SHORT EXERCISE:
Among the entries below, count the lines that contain the word "GRADE". Write down only the total.

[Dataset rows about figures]

<<<<

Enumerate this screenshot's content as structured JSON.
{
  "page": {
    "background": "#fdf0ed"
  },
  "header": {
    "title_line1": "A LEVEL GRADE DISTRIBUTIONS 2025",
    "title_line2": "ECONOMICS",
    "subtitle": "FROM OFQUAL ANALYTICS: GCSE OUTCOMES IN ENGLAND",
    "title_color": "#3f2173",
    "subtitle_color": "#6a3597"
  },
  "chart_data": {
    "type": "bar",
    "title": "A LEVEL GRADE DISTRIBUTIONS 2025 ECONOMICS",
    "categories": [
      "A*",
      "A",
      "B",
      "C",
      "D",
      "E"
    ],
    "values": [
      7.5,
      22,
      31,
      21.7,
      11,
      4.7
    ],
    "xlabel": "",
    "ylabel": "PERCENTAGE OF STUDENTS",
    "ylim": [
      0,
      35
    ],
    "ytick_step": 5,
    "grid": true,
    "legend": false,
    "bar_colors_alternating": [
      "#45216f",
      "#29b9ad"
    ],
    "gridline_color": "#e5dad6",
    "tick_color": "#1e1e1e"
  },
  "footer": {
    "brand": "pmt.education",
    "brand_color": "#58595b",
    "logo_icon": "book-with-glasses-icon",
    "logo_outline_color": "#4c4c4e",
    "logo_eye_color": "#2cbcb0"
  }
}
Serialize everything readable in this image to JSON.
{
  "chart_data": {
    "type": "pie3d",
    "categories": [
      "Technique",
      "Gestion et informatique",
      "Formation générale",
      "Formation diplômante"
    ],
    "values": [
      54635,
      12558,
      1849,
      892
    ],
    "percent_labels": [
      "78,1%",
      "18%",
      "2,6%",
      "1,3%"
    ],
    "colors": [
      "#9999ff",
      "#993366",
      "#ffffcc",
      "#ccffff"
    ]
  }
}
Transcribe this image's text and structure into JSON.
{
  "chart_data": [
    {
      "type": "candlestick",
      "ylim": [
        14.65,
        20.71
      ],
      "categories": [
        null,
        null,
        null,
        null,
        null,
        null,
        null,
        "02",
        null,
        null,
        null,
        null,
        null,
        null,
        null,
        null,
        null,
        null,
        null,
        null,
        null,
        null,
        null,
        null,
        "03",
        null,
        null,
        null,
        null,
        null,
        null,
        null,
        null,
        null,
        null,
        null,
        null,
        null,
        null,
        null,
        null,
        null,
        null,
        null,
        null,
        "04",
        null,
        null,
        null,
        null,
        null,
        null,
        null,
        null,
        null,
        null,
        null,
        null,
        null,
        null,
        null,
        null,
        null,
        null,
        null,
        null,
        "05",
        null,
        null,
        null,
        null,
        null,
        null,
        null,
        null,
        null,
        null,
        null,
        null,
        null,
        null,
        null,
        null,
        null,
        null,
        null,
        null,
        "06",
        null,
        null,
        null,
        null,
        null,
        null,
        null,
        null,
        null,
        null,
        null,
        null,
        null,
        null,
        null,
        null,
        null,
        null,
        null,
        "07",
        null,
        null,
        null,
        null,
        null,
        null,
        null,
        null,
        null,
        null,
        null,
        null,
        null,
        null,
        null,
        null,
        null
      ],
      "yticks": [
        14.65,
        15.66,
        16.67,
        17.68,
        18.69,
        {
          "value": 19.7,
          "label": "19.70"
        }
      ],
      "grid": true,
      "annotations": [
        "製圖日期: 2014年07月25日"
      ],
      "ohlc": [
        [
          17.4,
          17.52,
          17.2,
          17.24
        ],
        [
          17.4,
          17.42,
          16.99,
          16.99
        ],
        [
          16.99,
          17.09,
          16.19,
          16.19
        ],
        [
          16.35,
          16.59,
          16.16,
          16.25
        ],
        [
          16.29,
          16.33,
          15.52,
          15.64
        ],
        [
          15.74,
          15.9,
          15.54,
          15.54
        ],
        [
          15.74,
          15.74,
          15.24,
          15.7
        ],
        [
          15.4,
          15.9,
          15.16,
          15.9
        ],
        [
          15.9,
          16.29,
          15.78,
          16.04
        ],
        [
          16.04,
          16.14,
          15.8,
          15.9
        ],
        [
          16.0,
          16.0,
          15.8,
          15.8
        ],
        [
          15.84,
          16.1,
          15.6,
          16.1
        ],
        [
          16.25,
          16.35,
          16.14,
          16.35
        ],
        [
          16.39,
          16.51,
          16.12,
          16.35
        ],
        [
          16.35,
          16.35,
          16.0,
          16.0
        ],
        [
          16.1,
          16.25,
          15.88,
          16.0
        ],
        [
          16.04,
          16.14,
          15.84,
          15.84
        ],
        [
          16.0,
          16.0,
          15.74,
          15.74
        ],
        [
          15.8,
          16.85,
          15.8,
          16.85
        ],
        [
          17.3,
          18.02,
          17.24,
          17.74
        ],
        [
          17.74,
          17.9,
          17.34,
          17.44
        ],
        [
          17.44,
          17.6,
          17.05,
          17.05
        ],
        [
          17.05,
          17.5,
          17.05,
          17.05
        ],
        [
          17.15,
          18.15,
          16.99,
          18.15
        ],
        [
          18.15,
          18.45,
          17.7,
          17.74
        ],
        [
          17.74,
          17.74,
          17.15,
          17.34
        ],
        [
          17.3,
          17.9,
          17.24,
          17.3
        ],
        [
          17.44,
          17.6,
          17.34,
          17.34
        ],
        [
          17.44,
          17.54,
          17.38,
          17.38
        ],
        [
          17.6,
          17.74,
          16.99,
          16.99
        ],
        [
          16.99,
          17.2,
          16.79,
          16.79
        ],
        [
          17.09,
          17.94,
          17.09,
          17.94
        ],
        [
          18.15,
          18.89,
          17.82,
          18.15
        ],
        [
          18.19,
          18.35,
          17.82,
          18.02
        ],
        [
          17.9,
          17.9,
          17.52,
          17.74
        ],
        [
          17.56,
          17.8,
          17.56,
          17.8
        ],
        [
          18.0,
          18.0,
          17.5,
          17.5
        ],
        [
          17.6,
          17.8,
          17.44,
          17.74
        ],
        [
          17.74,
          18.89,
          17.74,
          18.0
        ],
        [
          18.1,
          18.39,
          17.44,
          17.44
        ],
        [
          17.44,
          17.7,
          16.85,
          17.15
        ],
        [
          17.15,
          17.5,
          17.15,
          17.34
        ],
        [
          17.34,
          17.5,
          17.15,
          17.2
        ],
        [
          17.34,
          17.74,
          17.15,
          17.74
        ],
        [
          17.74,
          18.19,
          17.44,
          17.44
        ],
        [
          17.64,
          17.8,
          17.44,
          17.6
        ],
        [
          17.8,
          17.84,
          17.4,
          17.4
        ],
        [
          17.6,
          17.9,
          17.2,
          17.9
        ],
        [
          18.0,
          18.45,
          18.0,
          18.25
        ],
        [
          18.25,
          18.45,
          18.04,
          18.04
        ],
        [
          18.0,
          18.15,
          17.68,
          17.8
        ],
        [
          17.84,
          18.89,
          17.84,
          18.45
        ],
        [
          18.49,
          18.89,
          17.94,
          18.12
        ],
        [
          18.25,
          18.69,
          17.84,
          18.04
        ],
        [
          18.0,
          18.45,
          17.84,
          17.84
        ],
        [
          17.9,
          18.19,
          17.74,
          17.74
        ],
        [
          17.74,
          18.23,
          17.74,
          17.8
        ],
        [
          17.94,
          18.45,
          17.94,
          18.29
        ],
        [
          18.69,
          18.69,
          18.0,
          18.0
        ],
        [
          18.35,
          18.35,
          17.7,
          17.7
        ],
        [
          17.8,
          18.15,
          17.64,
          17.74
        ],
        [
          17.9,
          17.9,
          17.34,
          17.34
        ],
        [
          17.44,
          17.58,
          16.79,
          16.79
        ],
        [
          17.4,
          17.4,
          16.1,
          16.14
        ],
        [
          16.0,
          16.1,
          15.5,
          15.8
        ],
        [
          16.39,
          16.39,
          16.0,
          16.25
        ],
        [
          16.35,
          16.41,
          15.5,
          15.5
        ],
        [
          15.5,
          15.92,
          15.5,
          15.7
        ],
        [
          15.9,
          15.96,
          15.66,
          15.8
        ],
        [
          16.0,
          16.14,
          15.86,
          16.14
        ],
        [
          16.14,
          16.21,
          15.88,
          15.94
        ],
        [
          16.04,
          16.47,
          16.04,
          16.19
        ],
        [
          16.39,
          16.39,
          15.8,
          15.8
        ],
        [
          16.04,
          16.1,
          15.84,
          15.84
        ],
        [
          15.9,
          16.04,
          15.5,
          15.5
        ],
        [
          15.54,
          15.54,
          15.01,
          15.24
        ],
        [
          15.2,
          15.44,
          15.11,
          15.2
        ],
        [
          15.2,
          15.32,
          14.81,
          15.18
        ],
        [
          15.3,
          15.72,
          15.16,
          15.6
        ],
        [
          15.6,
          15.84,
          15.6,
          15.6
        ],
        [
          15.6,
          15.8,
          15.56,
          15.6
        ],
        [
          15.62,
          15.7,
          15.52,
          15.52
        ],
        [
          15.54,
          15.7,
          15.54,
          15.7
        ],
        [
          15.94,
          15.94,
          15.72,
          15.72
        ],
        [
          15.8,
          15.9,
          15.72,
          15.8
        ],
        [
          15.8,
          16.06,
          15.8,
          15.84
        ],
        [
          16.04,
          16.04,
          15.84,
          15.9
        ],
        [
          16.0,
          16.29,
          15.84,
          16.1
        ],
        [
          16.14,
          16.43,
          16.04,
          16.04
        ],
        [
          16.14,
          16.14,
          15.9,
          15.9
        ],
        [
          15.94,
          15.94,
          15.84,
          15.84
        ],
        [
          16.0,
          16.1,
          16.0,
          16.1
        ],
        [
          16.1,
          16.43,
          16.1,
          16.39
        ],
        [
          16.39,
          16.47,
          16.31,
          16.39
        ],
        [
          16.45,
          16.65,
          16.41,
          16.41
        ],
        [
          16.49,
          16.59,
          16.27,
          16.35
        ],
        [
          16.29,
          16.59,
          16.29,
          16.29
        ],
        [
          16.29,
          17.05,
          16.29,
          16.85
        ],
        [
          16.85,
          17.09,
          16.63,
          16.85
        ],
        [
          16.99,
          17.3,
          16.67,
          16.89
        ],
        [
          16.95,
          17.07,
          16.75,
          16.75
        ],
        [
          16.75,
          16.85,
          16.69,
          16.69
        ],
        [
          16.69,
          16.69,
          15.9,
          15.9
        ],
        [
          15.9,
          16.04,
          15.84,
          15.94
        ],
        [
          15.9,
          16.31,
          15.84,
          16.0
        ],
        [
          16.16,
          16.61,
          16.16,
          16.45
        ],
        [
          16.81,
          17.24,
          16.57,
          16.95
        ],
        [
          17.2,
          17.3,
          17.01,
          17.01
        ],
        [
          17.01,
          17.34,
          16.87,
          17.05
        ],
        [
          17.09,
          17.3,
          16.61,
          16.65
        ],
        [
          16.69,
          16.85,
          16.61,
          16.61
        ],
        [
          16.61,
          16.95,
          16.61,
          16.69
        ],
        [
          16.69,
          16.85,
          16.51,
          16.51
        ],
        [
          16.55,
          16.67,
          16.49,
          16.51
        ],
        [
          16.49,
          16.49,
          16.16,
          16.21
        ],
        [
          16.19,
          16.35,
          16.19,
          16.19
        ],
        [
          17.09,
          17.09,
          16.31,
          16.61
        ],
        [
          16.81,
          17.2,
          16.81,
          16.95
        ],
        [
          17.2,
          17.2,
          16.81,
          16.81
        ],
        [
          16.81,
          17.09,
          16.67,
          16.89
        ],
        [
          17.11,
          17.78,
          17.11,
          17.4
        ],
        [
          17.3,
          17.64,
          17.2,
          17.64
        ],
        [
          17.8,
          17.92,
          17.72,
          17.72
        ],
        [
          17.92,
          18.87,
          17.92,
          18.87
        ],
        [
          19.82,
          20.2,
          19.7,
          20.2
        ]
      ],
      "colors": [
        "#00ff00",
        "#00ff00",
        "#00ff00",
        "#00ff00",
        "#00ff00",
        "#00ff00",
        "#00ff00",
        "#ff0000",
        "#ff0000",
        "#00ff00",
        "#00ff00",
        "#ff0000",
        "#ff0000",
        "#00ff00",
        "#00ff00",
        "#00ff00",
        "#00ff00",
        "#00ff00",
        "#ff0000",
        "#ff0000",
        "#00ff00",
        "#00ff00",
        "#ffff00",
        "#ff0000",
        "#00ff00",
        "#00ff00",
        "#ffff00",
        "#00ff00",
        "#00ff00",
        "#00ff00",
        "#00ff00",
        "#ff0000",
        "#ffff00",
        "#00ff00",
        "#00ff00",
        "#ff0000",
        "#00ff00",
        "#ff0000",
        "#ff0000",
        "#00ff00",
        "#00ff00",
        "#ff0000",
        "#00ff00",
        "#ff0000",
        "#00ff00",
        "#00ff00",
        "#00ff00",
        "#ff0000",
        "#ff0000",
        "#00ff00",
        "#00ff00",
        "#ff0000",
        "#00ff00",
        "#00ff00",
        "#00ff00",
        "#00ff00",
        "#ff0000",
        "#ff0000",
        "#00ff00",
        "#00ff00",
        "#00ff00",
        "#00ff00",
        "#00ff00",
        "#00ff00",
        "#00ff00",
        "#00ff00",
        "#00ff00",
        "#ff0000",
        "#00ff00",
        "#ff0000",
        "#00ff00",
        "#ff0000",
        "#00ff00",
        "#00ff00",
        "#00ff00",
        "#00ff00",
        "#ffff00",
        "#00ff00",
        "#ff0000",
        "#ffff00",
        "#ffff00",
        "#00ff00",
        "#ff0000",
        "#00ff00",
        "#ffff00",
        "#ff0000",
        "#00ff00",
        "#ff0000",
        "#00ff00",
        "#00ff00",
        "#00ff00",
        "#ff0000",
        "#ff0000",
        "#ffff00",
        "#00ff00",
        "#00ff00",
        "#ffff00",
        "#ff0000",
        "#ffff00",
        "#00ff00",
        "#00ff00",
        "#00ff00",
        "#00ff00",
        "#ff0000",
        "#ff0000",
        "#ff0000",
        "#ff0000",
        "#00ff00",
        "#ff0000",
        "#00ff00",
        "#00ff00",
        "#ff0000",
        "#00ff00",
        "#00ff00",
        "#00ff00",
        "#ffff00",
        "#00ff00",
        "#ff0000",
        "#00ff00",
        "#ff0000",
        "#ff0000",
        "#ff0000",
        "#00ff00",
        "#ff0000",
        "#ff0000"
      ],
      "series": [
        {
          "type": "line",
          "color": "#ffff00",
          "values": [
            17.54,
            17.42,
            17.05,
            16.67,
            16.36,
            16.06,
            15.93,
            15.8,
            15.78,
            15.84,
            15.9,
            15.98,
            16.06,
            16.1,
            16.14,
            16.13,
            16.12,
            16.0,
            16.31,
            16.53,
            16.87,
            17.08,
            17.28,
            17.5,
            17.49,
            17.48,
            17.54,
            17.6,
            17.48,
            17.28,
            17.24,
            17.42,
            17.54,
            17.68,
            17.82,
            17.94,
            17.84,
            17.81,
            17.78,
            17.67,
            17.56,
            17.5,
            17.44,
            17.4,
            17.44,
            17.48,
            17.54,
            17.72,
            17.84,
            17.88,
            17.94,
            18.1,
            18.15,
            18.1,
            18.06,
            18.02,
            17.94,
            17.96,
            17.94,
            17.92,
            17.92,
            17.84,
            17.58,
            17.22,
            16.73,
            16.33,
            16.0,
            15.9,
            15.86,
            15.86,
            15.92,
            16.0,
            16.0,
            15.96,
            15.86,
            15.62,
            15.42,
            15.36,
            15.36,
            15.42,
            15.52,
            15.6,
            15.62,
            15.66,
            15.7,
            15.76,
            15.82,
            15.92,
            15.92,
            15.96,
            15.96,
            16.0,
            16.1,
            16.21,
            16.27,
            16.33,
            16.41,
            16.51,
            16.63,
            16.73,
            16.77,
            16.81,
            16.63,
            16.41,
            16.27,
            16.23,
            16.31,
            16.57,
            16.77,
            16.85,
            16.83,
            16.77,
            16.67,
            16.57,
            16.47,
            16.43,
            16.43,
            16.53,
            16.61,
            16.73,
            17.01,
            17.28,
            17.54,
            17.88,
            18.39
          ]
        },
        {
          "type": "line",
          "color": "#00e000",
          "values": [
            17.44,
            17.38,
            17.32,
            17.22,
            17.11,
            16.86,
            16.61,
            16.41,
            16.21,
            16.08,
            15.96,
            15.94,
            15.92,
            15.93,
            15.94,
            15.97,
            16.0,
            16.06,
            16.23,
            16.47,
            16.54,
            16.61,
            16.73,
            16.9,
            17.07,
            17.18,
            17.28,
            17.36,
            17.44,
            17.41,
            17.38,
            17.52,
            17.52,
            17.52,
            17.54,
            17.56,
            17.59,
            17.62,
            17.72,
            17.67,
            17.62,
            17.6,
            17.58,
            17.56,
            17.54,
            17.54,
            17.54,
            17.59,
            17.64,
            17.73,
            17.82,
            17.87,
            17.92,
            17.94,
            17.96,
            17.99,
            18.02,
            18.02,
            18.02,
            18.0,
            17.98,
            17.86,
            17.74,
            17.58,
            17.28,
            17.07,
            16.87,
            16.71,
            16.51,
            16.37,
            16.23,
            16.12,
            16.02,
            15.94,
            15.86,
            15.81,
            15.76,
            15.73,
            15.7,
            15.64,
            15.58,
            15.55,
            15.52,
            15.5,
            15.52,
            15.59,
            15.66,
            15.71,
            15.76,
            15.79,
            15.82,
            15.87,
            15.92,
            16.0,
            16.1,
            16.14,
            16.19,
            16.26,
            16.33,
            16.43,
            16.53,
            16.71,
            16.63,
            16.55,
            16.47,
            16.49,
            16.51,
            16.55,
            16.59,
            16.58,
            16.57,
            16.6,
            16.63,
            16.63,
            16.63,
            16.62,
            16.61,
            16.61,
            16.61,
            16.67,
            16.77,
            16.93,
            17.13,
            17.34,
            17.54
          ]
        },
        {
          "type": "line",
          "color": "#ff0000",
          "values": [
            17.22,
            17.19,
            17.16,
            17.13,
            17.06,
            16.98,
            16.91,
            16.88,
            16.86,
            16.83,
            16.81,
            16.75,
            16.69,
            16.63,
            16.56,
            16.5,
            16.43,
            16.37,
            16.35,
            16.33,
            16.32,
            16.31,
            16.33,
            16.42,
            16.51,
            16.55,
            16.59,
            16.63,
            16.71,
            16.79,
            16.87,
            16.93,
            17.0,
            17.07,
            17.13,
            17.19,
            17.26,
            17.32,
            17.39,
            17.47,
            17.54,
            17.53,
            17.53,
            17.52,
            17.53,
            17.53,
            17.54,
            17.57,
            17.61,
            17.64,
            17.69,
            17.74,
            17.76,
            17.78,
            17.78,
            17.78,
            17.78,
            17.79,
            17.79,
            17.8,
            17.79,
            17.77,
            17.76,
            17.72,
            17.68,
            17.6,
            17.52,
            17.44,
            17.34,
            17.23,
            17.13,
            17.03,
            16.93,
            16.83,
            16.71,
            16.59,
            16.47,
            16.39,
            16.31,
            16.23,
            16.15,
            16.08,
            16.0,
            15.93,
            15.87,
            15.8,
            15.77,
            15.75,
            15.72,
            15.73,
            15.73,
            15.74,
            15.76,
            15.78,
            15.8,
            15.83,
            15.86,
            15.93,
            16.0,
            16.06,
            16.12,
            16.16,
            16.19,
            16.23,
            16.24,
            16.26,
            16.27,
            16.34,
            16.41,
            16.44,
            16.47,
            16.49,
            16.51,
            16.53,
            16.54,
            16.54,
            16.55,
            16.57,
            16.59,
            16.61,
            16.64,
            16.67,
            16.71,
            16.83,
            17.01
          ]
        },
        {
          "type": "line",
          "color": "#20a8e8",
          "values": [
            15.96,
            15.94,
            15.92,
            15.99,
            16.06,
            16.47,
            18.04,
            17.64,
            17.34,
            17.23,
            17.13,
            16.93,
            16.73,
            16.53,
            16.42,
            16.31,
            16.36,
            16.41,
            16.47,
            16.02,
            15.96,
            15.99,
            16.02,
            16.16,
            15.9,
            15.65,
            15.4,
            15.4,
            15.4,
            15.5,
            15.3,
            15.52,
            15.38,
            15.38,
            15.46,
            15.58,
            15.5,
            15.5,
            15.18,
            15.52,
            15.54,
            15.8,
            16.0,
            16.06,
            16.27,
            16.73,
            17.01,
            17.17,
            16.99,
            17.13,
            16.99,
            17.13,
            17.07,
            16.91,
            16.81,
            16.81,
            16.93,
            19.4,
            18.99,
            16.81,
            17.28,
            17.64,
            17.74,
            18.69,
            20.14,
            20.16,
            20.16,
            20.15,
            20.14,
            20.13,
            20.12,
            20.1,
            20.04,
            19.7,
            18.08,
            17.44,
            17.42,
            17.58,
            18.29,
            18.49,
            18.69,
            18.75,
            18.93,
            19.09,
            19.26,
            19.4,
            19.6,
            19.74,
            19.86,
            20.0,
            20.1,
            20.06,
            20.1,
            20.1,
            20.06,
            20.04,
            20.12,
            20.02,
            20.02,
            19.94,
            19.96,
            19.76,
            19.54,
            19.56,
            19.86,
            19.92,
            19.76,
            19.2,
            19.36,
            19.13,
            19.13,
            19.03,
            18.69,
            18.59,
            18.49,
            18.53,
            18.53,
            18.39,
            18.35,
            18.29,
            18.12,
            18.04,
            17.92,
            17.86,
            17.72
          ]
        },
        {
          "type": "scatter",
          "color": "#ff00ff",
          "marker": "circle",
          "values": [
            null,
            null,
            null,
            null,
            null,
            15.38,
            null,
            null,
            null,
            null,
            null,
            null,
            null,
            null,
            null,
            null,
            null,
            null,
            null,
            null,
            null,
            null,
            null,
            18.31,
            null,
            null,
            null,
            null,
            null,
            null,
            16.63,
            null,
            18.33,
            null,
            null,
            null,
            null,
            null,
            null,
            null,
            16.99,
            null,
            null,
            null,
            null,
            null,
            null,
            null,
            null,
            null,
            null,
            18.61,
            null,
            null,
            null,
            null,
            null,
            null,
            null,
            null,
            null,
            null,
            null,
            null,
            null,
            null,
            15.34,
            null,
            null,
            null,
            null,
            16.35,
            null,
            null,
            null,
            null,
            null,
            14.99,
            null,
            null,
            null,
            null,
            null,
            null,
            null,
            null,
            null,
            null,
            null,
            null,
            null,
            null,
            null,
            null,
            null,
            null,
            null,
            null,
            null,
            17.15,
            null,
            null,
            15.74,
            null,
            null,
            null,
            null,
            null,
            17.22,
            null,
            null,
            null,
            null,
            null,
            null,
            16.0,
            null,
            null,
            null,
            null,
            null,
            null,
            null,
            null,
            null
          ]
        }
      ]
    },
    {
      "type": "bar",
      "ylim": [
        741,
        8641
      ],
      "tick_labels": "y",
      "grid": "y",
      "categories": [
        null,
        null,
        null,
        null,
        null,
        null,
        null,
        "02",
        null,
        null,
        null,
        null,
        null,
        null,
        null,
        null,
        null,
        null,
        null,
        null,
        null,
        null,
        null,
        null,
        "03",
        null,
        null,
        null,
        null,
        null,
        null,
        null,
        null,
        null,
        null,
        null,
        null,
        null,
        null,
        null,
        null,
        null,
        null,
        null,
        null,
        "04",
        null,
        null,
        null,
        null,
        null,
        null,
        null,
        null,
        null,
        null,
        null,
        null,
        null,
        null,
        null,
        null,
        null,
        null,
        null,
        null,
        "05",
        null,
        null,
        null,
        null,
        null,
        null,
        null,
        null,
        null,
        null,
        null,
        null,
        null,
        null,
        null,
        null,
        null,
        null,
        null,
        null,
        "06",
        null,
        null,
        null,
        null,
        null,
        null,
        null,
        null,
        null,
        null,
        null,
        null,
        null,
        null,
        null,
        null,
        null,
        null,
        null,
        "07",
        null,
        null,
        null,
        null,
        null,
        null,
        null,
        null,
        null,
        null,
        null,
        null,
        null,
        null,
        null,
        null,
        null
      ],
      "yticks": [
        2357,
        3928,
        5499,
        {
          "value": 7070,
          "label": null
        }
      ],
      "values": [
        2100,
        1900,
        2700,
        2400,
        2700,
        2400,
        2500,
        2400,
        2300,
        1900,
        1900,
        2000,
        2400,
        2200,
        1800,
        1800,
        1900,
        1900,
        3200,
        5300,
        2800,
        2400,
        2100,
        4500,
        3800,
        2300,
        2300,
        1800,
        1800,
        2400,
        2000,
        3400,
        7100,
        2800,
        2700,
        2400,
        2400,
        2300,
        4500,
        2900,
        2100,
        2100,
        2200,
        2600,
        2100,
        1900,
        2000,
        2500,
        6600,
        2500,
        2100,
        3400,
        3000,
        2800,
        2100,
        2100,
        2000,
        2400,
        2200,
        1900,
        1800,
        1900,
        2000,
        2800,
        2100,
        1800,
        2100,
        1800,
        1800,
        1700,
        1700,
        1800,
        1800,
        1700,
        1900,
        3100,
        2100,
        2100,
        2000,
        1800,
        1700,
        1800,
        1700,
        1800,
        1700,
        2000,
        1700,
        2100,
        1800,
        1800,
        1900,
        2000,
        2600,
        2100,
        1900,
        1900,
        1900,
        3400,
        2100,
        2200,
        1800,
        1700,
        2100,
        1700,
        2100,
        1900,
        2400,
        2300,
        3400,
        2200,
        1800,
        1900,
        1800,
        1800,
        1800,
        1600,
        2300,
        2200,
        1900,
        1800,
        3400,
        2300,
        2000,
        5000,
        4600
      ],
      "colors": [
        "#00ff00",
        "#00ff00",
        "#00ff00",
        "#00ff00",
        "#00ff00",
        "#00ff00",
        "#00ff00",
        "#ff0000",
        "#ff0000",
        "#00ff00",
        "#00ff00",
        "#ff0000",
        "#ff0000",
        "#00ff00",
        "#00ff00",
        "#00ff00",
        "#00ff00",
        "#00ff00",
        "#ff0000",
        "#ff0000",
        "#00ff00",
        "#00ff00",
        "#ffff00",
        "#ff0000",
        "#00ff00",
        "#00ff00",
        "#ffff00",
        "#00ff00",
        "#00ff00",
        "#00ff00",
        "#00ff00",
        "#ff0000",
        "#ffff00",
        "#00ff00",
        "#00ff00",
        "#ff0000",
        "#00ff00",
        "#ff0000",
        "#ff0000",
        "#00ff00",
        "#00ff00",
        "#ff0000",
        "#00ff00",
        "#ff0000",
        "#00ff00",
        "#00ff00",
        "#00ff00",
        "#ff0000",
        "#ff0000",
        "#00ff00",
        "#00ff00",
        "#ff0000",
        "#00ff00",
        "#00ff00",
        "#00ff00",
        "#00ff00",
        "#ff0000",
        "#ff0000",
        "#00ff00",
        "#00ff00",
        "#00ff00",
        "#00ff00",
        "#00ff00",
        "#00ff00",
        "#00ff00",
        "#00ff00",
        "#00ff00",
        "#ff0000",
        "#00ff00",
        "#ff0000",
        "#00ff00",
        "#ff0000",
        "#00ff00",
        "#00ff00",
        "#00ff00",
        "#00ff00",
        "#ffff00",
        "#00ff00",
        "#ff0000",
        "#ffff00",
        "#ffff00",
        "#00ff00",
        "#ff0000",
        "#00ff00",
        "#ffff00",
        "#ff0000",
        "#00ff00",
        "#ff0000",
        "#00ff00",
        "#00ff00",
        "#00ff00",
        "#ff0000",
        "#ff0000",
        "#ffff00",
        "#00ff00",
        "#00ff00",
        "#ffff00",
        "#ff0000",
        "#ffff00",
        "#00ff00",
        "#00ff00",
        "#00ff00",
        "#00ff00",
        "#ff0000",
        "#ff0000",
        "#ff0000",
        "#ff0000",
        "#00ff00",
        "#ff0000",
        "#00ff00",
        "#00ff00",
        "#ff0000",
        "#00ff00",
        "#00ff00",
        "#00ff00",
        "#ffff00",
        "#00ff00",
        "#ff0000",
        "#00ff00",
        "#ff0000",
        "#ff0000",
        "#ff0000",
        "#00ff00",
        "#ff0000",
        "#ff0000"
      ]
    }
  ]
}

>>>>

ANSWER TO THIS PROBLEM:
2